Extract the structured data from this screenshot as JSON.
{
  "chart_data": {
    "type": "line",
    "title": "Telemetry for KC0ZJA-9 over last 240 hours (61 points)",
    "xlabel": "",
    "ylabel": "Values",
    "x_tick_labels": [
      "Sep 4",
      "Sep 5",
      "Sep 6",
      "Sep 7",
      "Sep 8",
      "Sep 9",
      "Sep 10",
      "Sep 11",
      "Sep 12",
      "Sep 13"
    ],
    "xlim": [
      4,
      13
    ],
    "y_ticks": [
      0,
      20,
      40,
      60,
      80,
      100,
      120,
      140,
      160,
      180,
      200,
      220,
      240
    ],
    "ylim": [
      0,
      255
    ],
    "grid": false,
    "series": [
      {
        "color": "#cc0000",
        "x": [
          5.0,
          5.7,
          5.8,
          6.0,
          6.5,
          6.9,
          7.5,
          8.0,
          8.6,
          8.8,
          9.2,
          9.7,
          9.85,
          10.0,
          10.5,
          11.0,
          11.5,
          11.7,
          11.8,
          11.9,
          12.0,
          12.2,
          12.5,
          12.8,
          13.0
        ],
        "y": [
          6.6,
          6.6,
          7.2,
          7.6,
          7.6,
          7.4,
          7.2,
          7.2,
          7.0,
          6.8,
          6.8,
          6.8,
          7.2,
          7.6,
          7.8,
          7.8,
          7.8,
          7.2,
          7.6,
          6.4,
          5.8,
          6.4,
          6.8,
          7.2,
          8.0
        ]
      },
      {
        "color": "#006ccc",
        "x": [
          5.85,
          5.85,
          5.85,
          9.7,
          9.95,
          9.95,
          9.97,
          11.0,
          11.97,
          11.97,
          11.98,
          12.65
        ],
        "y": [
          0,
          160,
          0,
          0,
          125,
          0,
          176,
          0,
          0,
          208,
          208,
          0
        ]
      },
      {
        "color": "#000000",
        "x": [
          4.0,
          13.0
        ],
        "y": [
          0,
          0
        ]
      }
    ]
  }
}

• • • • • • •

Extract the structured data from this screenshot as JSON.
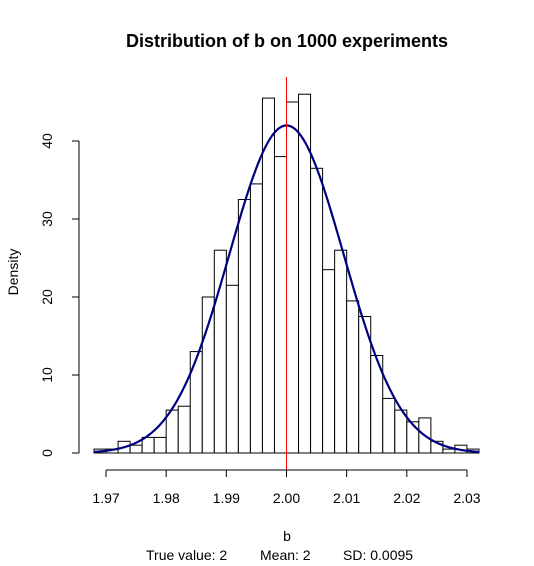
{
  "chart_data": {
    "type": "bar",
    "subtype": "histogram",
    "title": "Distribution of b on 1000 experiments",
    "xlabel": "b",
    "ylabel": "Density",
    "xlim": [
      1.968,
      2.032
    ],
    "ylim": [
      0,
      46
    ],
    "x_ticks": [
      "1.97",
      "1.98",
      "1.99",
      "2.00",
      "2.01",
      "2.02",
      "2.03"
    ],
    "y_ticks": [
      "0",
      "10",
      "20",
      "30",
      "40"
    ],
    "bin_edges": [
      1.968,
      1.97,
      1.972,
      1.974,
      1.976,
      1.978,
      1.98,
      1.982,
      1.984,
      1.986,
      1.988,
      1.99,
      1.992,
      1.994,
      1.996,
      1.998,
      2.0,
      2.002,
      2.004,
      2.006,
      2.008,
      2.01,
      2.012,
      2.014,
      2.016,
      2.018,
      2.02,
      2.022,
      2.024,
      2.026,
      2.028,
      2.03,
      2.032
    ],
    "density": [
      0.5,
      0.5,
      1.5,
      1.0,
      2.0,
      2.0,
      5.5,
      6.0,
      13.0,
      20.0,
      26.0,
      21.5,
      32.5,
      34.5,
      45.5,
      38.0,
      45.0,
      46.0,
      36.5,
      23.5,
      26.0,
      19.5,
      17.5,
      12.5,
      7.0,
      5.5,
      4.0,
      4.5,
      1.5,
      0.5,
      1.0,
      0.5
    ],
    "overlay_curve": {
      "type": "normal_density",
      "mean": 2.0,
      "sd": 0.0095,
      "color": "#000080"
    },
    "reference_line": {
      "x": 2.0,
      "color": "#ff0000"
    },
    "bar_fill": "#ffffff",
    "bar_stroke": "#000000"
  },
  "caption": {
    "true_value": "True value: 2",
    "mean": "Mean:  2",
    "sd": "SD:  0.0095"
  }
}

• • • • • • •

## [TASK PROMPT]
How many of the lines above include the string "color"? Reply with the number by itself.

## [REPLY]
5